▸ **PROBLEM REQUIREMENTS**:
Lines that include the word "title" are the ones to copy.

▸ **INPUT RECORDS**:
◆ ◆ ◆ ◆

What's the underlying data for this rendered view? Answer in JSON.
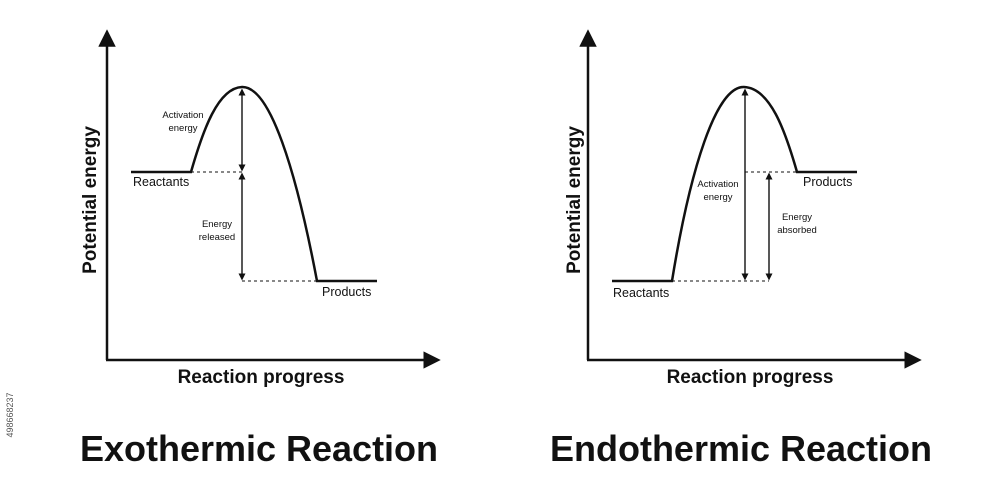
{
  "exothermic": {
    "title": "Exothermic Reaction",
    "xlabel": "Reaction progress",
    "ylabel": "Potential energy",
    "reactants": "Reactants",
    "products": "Products",
    "activation_line1": "Activation",
    "activation_line2": "energy",
    "delta_line1": "Energy",
    "delta_line2": "released"
  },
  "endothermic": {
    "title": "Endothermic Reaction",
    "xlabel": "Reaction progress",
    "ylabel": "Potential energy",
    "reactants": "Reactants",
    "products": "Products",
    "activation_line1": "Activation",
    "activation_line2": "energy",
    "delta_line1": "Energy",
    "delta_line2": "absorbed"
  },
  "stock_id": "498668237"
}
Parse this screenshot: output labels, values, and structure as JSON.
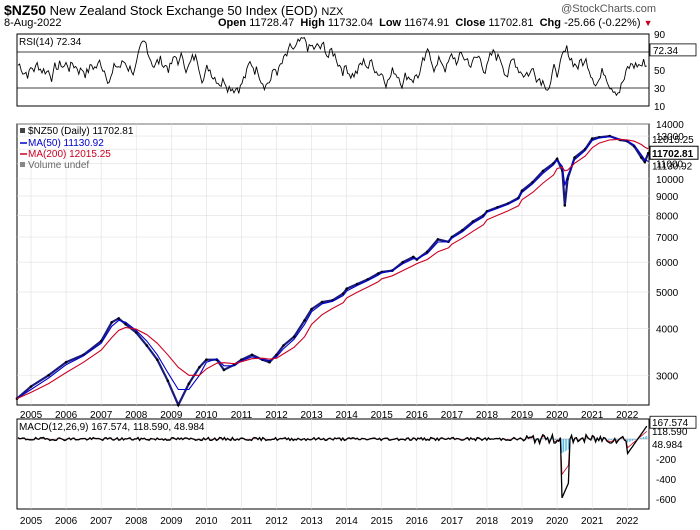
{
  "header": {
    "symbol": "$NZ50",
    "name": "New Zealand Stock Exchange 50 Index (EOD)",
    "exchange": "NZX",
    "date": "8-Aug-2022",
    "watermark": "@StockCharts.com",
    "open_label": "Open",
    "open": "11728.47",
    "high_label": "High",
    "high": "11732.04",
    "low_label": "Low",
    "low": "11674.91",
    "close_label": "Close",
    "close": "11702.81",
    "chg_label": "Chg",
    "chg": "-25.66 (-0.22%)"
  },
  "colors": {
    "price": "#000000",
    "bar": "#1a1a7a",
    "ma50": "#0000cc",
    "ma200": "#cc0022",
    "macd": "#000000",
    "signal": "#cc0022",
    "hist": "#33aadd",
    "panel_bg": "#ffffff",
    "grid": "#e0e0e0"
  },
  "chart_data": [
    {
      "type": "line",
      "panel": "rsi",
      "legend": "RSI(14) 72.34",
      "value": 72.34,
      "value_label": "72.34",
      "ylim": [
        10,
        90
      ],
      "y_ticks": [
        "90",
        "70",
        "50",
        "30",
        "10"
      ],
      "reference_lines": [
        30,
        70
      ]
    },
    {
      "type": "line",
      "panel": "price",
      "legend": [
        {
          "label": "$NZ50 (Daily) 11702.81"
        },
        {
          "label": "MA(50) 11130.92"
        },
        {
          "label": "MA(200) 12015.25"
        },
        {
          "label": "Volume undef"
        }
      ],
      "scale": "log",
      "ylim": [
        2500,
        14000
      ],
      "y_ticks": [
        "14000",
        "13000",
        "12000",
        "11000",
        "10000",
        "9000",
        "8000",
        "7000",
        "6000",
        "5000",
        "4000",
        "3000"
      ],
      "last_labels": {
        "close": "11702.81",
        "ma50": "11130.92",
        "ma200": "12015.25"
      },
      "x_ticks": [
        "2005",
        "2006",
        "2007",
        "2008",
        "2009",
        "2010",
        "2011",
        "2012",
        "2013",
        "2014",
        "2015",
        "2016",
        "2017",
        "2018",
        "2019",
        "2020",
        "2021",
        "2022"
      ],
      "x": [
        2004.6,
        2005.0,
        2005.5,
        2006.0,
        2006.5,
        2007.0,
        2007.3,
        2007.5,
        2007.7,
        2008.0,
        2008.3,
        2008.6,
        2008.9,
        2009.2,
        2009.5,
        2009.8,
        2010.0,
        2010.3,
        2010.5,
        2010.8,
        2011.0,
        2011.3,
        2011.6,
        2011.8,
        2012.0,
        2012.2,
        2012.5,
        2012.8,
        2013.0,
        2013.3,
        2013.6,
        2013.9,
        2014.0,
        2014.3,
        2014.6,
        2014.9,
        2015.0,
        2015.3,
        2015.6,
        2015.9,
        2016.0,
        2016.3,
        2016.6,
        2016.9,
        2017.0,
        2017.3,
        2017.6,
        2017.9,
        2018.0,
        2018.3,
        2018.6,
        2018.9,
        2019.0,
        2019.3,
        2019.6,
        2019.9,
        2020.0,
        2020.15,
        2020.22,
        2020.3,
        2020.5,
        2020.8,
        2021.0,
        2021.2,
        2021.5,
        2021.8,
        2022.0,
        2022.2,
        2022.4,
        2022.5,
        2022.6
      ],
      "series": [
        {
          "name": "$NZ50",
          "values": [
            2600,
            2800,
            3000,
            3250,
            3400,
            3700,
            4150,
            4250,
            4100,
            3900,
            3600,
            3300,
            2900,
            2500,
            2850,
            3150,
            3300,
            3300,
            3100,
            3200,
            3300,
            3400,
            3300,
            3250,
            3400,
            3600,
            3800,
            4200,
            4500,
            4700,
            4750,
            4950,
            5100,
            5250,
            5400,
            5600,
            5650,
            5700,
            6000,
            6200,
            6100,
            6400,
            6900,
            6800,
            7000,
            7300,
            7700,
            8000,
            8200,
            8400,
            8600,
            8900,
            9300,
            9800,
            10500,
            11000,
            11300,
            10500,
            8500,
            10000,
            11400,
            12000,
            12800,
            12900,
            13000,
            12700,
            12600,
            12200,
            11400,
            11100,
            11703
          ]
        },
        {
          "name": "MA(50)",
          "values": [
            2600,
            2750,
            2950,
            3200,
            3380,
            3650,
            4050,
            4200,
            4150,
            3950,
            3700,
            3400,
            3050,
            2750,
            2750,
            3000,
            3250,
            3320,
            3180,
            3180,
            3280,
            3360,
            3310,
            3280,
            3360,
            3530,
            3740,
            4100,
            4430,
            4650,
            4720,
            4890,
            5030,
            5200,
            5360,
            5540,
            5620,
            5690,
            5940,
            6130,
            6120,
            6330,
            6790,
            6800,
            6950,
            7230,
            7620,
            7920,
            8150,
            8350,
            8550,
            8840,
            9200,
            9700,
            10350,
            10900,
            11220,
            10800,
            9600,
            10200,
            11250,
            11900,
            12650,
            12850,
            12950,
            12750,
            12620,
            12300,
            11600,
            11250,
            11131
          ]
        },
        {
          "name": "MA(200)",
          "values": [
            2600,
            2700,
            2850,
            3050,
            3250,
            3500,
            3780,
            3950,
            4020,
            3980,
            3850,
            3650,
            3400,
            3150,
            3000,
            3000,
            3120,
            3230,
            3240,
            3220,
            3260,
            3320,
            3330,
            3310,
            3330,
            3420,
            3560,
            3800,
            4100,
            4350,
            4520,
            4680,
            4820,
            4990,
            5150,
            5320,
            5420,
            5520,
            5700,
            5880,
            5950,
            6100,
            6400,
            6550,
            6700,
            6950,
            7250,
            7550,
            7780,
            8000,
            8220,
            8480,
            8800,
            9200,
            9750,
            10250,
            10650,
            10750,
            10500,
            10550,
            11000,
            11500,
            12100,
            12450,
            12700,
            12750,
            12700,
            12600,
            12350,
            12150,
            12015
          ]
        }
      ]
    },
    {
      "type": "line",
      "panel": "macd",
      "legend": "MACD(12,26,9) 167.574, 118.590, 48.984",
      "macd": 167.574,
      "signal": 118.59,
      "histogram": 48.984,
      "ylim": [
        -700,
        200
      ],
      "y_ticks": [
        "167.574",
        "118.590",
        "48.984",
        "-200",
        "-400",
        "-600"
      ],
      "x_ticks": [
        "2005",
        "2006",
        "2007",
        "2008",
        "2009",
        "2010",
        "2011",
        "2012",
        "2013",
        "2014",
        "2015",
        "2016",
        "2017",
        "2018",
        "2019",
        "2020",
        "2021",
        "2022"
      ]
    }
  ]
}
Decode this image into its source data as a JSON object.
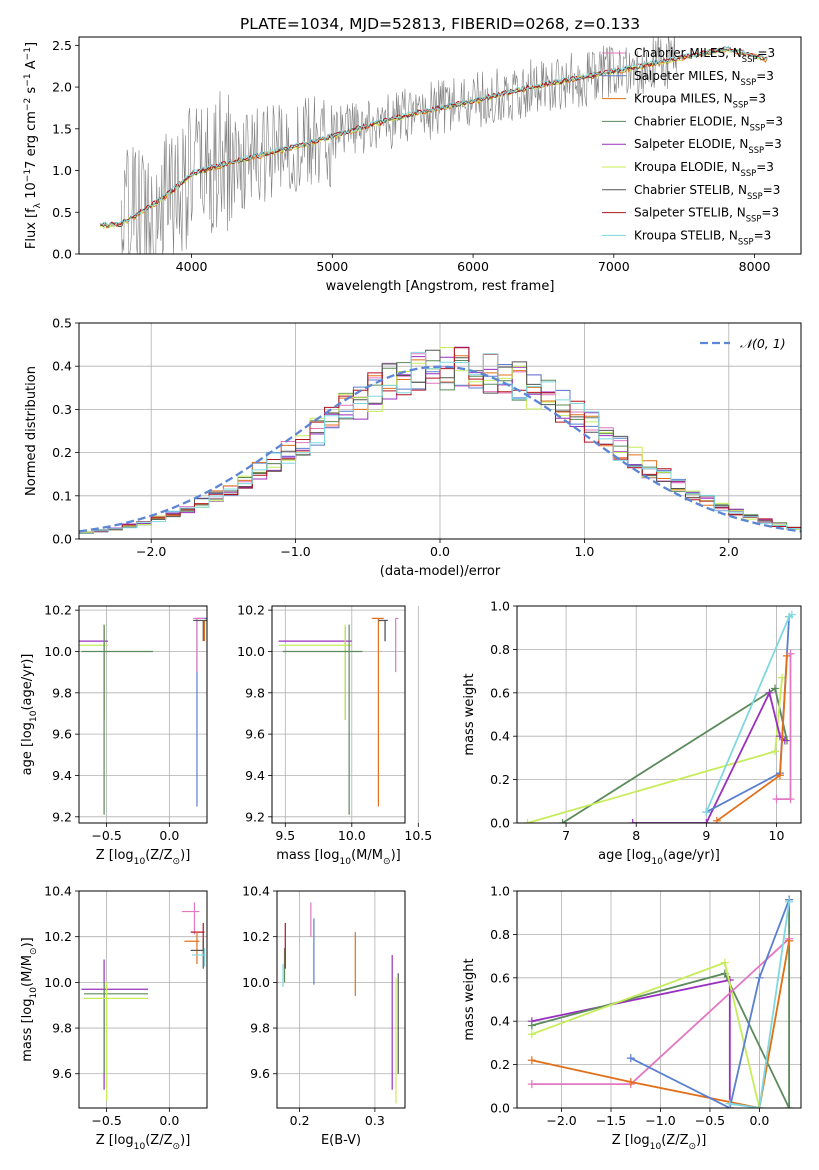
{
  "figure": {
    "title": "PLATE=1034, MJD=52813, FIBERID=0268, z=0.133"
  },
  "colors": {
    "grid": "#b0b0b0",
    "gaussian": "#5b86d6",
    "spectrum_data": "#7f7f7f"
  },
  "series": [
    {
      "name": "Chabrier MILES, N_SSP=3",
      "color": "#e377c2"
    },
    {
      "name": "Salpeter MILES, N_SSP=3",
      "color": "#5a7fd0"
    },
    {
      "name": "Kroupa MILES, N_SSP=3",
      "color": "#e1701a"
    },
    {
      "name": "Chabrier ELODIE, N_SSP=3",
      "color": "#5b8a5b"
    },
    {
      "name": "Salpeter ELODIE, N_SSP=3",
      "color": "#9a2fbf"
    },
    {
      "name": "Kroupa ELODIE, N_SSP=3",
      "color": "#c7ec5a"
    },
    {
      "name": "Chabrier STELIB, N_SSP=3",
      "color": "#555555"
    },
    {
      "name": "Salpeter STELIB, N_SSP=3",
      "color": "#b3121f"
    },
    {
      "name": "Kroupa STELIB, N_SSP=3",
      "color": "#7fd8e0"
    }
  ],
  "chart_data": [
    {
      "id": "spectrum",
      "type": "line",
      "xlabel": "wavelength [Angstrom, rest frame]",
      "ylabel": "Flux [f_λ 10^-17 erg cm^-2 s^-1 A^-1]",
      "xlim": [
        3200,
        8330
      ],
      "ylim": [
        0,
        2.6
      ],
      "xticks": [
        4000,
        5000,
        6000,
        7000,
        8000
      ],
      "yticks": [
        0.0,
        0.5,
        1.0,
        1.5,
        2.0,
        2.5
      ],
      "grid": false,
      "legend_position": "top-right",
      "model_trend": {
        "x": [
          3350,
          3500,
          3700,
          3900,
          4000,
          4200,
          4500,
          4800,
          5000,
          5300,
          5600,
          6000,
          6300,
          6600,
          7000,
          7300,
          7600,
          7800,
          8100
        ],
        "y": [
          0.33,
          0.35,
          0.55,
          0.8,
          0.95,
          1.05,
          1.18,
          1.3,
          1.4,
          1.55,
          1.68,
          1.82,
          1.95,
          2.05,
          2.18,
          2.28,
          2.38,
          2.45,
          2.32
        ]
      },
      "data_range": [
        3500,
        7450
      ]
    },
    {
      "id": "residuals",
      "type": "line",
      "xlabel": "(data-model)/error",
      "ylabel": "Normed distribution",
      "xlim": [
        -2.5,
        2.5
      ],
      "ylim": [
        0,
        0.5
      ],
      "xticks": [
        -2,
        -1,
        0,
        1,
        2
      ],
      "yticks": [
        0.0,
        0.1,
        0.2,
        0.3,
        0.4,
        0.5
      ],
      "grid": true,
      "legend": "𝒩(0, 1)",
      "legend_position": "top-right",
      "bin_edges_start": -2.5,
      "bin_width": 0.1
    },
    {
      "id": "age_vs_Z",
      "type": "scatter",
      "xlabel": "Z [log10(Z/Z⊙)]",
      "ylabel": "age  [log10(age/yr)]",
      "xlim": [
        -0.72,
        0.3
      ],
      "ylim": [
        9.17,
        10.22
      ],
      "xticks": [
        -0.5,
        0.0
      ],
      "yticks": [
        9.2,
        9.4,
        9.6,
        9.8,
        10.0,
        10.2
      ],
      "grid": true,
      "points": [
        {
          "s": 4,
          "x": -0.52,
          "y": 10.05,
          "xerr": [
            0.42,
            0.03
          ],
          "yerr": [
            0.38,
            0.07
          ]
        },
        {
          "s": 5,
          "x": -0.52,
          "y": 10.03,
          "xerr": [
            0.42,
            0.03
          ],
          "yerr": [
            0.37,
            0.1
          ]
        },
        {
          "s": 3,
          "x": -0.52,
          "y": 10.0,
          "xerr": [
            0.18,
            0.39
          ],
          "yerr": [
            0.79,
            0.13
          ]
        },
        {
          "s": 1,
          "x": 0.22,
          "y": 10.16,
          "xerr": [
            0.0,
            0.08
          ],
          "yerr": [
            0.91,
            0.0
          ]
        },
        {
          "s": 0,
          "x": 0.22,
          "y": 10.16,
          "xerr": [
            0.03,
            0.06
          ],
          "yerr": [
            0.26,
            0.0
          ]
        },
        {
          "s": 2,
          "x": 0.28,
          "y": 10.15,
          "xerr": [
            0.0,
            0.03
          ],
          "yerr": [
            0.1,
            0.0
          ]
        },
        {
          "s": 6,
          "x": 0.27,
          "y": 10.15,
          "xerr": [
            0.08,
            0.03
          ],
          "yerr": [
            0.1,
            0.0
          ]
        }
      ]
    },
    {
      "id": "age_vs_mass",
      "type": "scatter",
      "xlabel": "mass [log10(M/M⊙)]",
      "ylabel": "",
      "xlim": [
        9.4,
        10.4
      ],
      "ylim": [
        9.17,
        10.22
      ],
      "xticks": [
        9.5,
        10.0,
        10.5
      ],
      "yticks": [
        9.2,
        9.4,
        9.6,
        9.8,
        10.0,
        10.2
      ],
      "grid": true,
      "points": [
        {
          "s": 4,
          "x": 9.95,
          "y": 10.05,
          "xerr": [
            0.5,
            0.05
          ],
          "yerr": [
            0.38,
            0.07
          ]
        },
        {
          "s": 5,
          "x": 9.95,
          "y": 10.03,
          "xerr": [
            0.5,
            0.05
          ],
          "yerr": [
            0.36,
            0.1
          ]
        },
        {
          "s": 3,
          "x": 9.98,
          "y": 10.0,
          "xerr": [
            0.5,
            0.1
          ],
          "yerr": [
            0.79,
            0.13
          ]
        },
        {
          "s": 2,
          "x": 10.2,
          "y": 10.16,
          "xerr": [
            0.05,
            0.04
          ],
          "yerr": [
            0.91,
            0.0
          ]
        },
        {
          "s": 1,
          "x": 10.25,
          "y": 10.15,
          "xerr": [
            0.05,
            0.02
          ],
          "yerr": [
            0.1,
            0.0
          ]
        },
        {
          "s": 6,
          "x": 10.25,
          "y": 10.15,
          "xerr": [
            0.05,
            0.02
          ],
          "yerr": [
            0.1,
            0.0
          ]
        },
        {
          "s": 0,
          "x": 10.33,
          "y": 10.16,
          "xerr": [
            0.0,
            0.02
          ],
          "yerr": [
            0.26,
            0.0
          ]
        }
      ]
    },
    {
      "id": "mass_weight_vs_age",
      "type": "line",
      "xlabel": "age  [log10(age/yr)]",
      "ylabel": "mass weight",
      "xlim": [
        6.3,
        10.35
      ],
      "ylim": [
        0,
        1.0
      ],
      "xticks": [
        7,
        8,
        9,
        10
      ],
      "yticks": [
        0.0,
        0.2,
        0.4,
        0.6,
        0.8,
        1.0
      ],
      "grid": true,
      "lines": [
        {
          "s": 3,
          "x": [
            6.95,
            9.98,
            10.15
          ],
          "y": [
            0.0,
            0.62,
            0.38
          ]
        },
        {
          "s": 5,
          "x": [
            6.45,
            9.98,
            10.08
          ],
          "y": [
            0.0,
            0.33,
            0.67
          ]
        },
        {
          "s": 4,
          "x": [
            7.95,
            9.0,
            9.9,
            10.05,
            10.12
          ],
          "y": [
            0.0,
            0.0,
            0.6,
            0.4,
            0.38
          ]
        },
        {
          "s": 1,
          "x": [
            9.0,
            10.05,
            10.18
          ],
          "y": [
            0.05,
            0.23,
            0.95
          ]
        },
        {
          "s": 8,
          "x": [
            9.0,
            10.18,
            10.22
          ],
          "y": [
            0.05,
            0.95,
            0.96
          ]
        },
        {
          "s": 2,
          "x": [
            9.15,
            10.05,
            10.15
          ],
          "y": [
            0.01,
            0.22,
            0.77
          ]
        },
        {
          "s": 0,
          "x": [
            10.0,
            10.2,
            10.2
          ],
          "y": [
            0.11,
            0.11,
            0.78
          ]
        }
      ]
    },
    {
      "id": "mass_vs_Z",
      "type": "scatter",
      "xlabel": "Z [log10(Z/Z⊙)]",
      "ylabel": "mass [log10(M/M⊙)]",
      "xlim": [
        -0.72,
        0.3
      ],
      "ylim": [
        9.45,
        10.4
      ],
      "xticks": [
        -0.5,
        0.0
      ],
      "yticks": [
        9.6,
        9.8,
        10.0,
        10.2,
        10.4
      ],
      "grid": true,
      "points": [
        {
          "s": 4,
          "x": -0.52,
          "y": 9.97,
          "xerr": [
            0.18,
            0.35
          ],
          "yerr": [
            0.44,
            0.13
          ]
        },
        {
          "s": 3,
          "x": -0.52,
          "y": 9.95,
          "xerr": [
            0.16,
            0.35
          ],
          "yerr": [
            0.35,
            0.05
          ]
        },
        {
          "s": 5,
          "x": -0.5,
          "y": 9.93,
          "xerr": [
            0.18,
            0.33
          ],
          "yerr": [
            0.45,
            0.07
          ]
        },
        {
          "s": 0,
          "x": 0.2,
          "y": 10.31,
          "xerr": [
            0.1,
            0.04
          ],
          "yerr": [
            0.1,
            0.04
          ]
        },
        {
          "s": 7,
          "x": 0.27,
          "y": 10.22,
          "xerr": [
            0.1,
            0.01
          ],
          "yerr": [
            0.08,
            0.04
          ]
        },
        {
          "s": 2,
          "x": 0.22,
          "y": 10.18,
          "xerr": [
            0.1,
            0.02
          ],
          "yerr": [
            0.1,
            0.04
          ]
        },
        {
          "s": 6,
          "x": 0.27,
          "y": 10.14,
          "xerr": [
            0.1,
            0.01
          ],
          "yerr": [
            0.08,
            0.05
          ]
        },
        {
          "s": 8,
          "x": 0.28,
          "y": 10.12,
          "xerr": [
            0.1,
            0.01
          ],
          "yerr": [
            0.05,
            0.03
          ]
        }
      ]
    },
    {
      "id": "mass_vs_ebv",
      "type": "scatter",
      "xlabel": "E(B-V)",
      "ylabel": "",
      "xlim": [
        0.17,
        0.34
      ],
      "ylim": [
        9.45,
        10.4
      ],
      "xticks": [
        0.2,
        0.3
      ],
      "yticks": [
        9.6,
        9.8,
        10.0,
        10.2,
        10.4
      ],
      "grid": true,
      "bars": [
        {
          "s": 8,
          "x": 0.178,
          "y0": 9.98,
          "y1": 10.08
        },
        {
          "s": 3,
          "x": 0.18,
          "y0": 10.0,
          "y1": 10.15
        },
        {
          "s": 7,
          "x": 0.181,
          "y0": 10.06,
          "y1": 10.26
        },
        {
          "s": 0,
          "x": 0.215,
          "y0": 10.2,
          "y1": 10.35
        },
        {
          "s": 1,
          "x": 0.219,
          "y0": 9.99,
          "y1": 10.28
        },
        {
          "s": 2,
          "x": 0.274,
          "y0": 9.94,
          "y1": 10.22
        },
        {
          "s": 4,
          "x": 0.323,
          "y0": 9.53,
          "y1": 10.12
        },
        {
          "s": 5,
          "x": 0.328,
          "y0": 9.47,
          "y1": 10.02
        },
        {
          "s": 6,
          "x": 0.331,
          "y0": 9.6,
          "y1": 10.04
        }
      ]
    },
    {
      "id": "mass_weight_vs_Z",
      "type": "line",
      "xlabel": "Z [log10(Z/Z⊙)]",
      "ylabel": "mass weight",
      "xlim": [
        -2.45,
        0.42
      ],
      "ylim": [
        0,
        1.0
      ],
      "xticks": [
        -2.0,
        -1.5,
        -1.0,
        -0.5,
        0.0
      ],
      "yticks": [
        0.0,
        0.2,
        0.4,
        0.6,
        0.8,
        1.0
      ],
      "grid": true,
      "lines": [
        {
          "s": 4,
          "x": [
            -2.3,
            -0.3,
            -0.3
          ],
          "y": [
            0.4,
            0.59,
            0.0
          ]
        },
        {
          "s": 3,
          "x": [
            -2.3,
            -0.35,
            0.3,
            0.3
          ],
          "y": [
            0.38,
            0.62,
            0.0,
            0.96
          ]
        },
        {
          "s": 5,
          "x": [
            -2.3,
            -0.35,
            0.0,
            0.3
          ],
          "y": [
            0.34,
            0.67,
            0.0,
            0.77
          ]
        },
        {
          "s": 0,
          "x": [
            -2.3,
            -1.3,
            0.3
          ],
          "y": [
            0.11,
            0.11,
            0.78
          ]
        },
        {
          "s": 2,
          "x": [
            -2.3,
            -1.3,
            0.0,
            0.3
          ],
          "y": [
            0.22,
            0.12,
            0.0,
            0.77
          ]
        },
        {
          "s": 1,
          "x": [
            -1.3,
            -0.3,
            0.0,
            0.3
          ],
          "y": [
            0.23,
            0.0,
            0.6,
            0.96
          ]
        },
        {
          "s": 8,
          "x": [
            -0.3,
            0.0,
            0.3
          ],
          "y": [
            0.02,
            0.0,
            0.95
          ]
        }
      ]
    }
  ]
}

◆ ◆ ◆ ◆

▸ **SOLUTION FOR THIS EXERCISE**:
    "title": "Exothermic Reaction",
    "title": "Endothermic Reaction",
    "title": "PLATE=1034, MJD=52813, FIBERID=0268, z=0.133"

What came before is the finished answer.